THE EXERCISE » In the entries below, count every line with the word "lighting". Return only the count.

___

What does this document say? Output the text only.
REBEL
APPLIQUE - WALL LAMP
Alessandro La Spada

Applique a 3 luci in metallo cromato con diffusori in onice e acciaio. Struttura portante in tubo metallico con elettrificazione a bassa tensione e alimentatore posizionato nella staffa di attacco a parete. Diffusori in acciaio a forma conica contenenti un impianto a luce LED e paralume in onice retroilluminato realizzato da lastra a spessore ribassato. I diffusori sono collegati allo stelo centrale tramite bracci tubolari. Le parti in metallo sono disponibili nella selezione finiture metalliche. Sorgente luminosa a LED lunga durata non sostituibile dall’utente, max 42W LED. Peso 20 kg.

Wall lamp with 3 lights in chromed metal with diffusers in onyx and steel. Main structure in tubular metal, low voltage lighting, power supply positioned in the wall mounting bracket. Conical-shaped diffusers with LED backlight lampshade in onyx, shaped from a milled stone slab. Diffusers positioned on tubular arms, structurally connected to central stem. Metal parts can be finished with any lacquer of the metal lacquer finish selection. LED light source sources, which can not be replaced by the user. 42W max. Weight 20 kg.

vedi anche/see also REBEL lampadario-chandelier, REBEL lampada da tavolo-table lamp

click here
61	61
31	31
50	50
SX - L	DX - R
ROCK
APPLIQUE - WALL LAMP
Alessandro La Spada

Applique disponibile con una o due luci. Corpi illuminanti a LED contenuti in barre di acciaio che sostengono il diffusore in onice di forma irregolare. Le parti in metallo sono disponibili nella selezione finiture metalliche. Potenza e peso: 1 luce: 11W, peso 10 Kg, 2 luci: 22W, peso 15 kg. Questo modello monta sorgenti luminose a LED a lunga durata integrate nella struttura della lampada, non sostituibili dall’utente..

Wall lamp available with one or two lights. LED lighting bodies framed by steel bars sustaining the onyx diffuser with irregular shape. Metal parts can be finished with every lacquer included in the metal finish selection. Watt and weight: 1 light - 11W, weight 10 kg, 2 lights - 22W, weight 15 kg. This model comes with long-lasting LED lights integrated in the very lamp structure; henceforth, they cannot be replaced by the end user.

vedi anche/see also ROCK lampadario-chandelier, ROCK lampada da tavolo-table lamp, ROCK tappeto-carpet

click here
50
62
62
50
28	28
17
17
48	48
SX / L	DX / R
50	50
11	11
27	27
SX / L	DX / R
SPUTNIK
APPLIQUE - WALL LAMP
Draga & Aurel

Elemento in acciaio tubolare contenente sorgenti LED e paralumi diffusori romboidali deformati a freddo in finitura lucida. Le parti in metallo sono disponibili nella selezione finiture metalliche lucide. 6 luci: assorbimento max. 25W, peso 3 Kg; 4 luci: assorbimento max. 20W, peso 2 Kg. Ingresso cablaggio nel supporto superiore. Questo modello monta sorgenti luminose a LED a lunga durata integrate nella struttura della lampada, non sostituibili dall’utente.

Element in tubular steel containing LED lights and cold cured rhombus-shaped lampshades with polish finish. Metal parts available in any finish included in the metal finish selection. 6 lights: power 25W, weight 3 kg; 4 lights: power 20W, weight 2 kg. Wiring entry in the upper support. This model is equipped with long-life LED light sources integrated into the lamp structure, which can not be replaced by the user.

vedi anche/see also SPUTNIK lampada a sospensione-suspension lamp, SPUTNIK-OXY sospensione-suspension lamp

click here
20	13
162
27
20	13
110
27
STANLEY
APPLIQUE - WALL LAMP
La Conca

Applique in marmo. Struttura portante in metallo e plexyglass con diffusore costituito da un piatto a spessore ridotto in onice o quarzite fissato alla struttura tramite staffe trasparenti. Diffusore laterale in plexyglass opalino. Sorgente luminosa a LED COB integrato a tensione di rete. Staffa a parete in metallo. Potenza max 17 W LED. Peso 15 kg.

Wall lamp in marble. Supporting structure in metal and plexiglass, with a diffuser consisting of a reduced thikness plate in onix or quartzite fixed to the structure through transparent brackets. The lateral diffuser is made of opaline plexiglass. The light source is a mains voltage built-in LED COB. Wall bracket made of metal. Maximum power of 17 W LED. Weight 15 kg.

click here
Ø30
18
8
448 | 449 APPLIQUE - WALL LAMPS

___

WORKED ANSWER » 2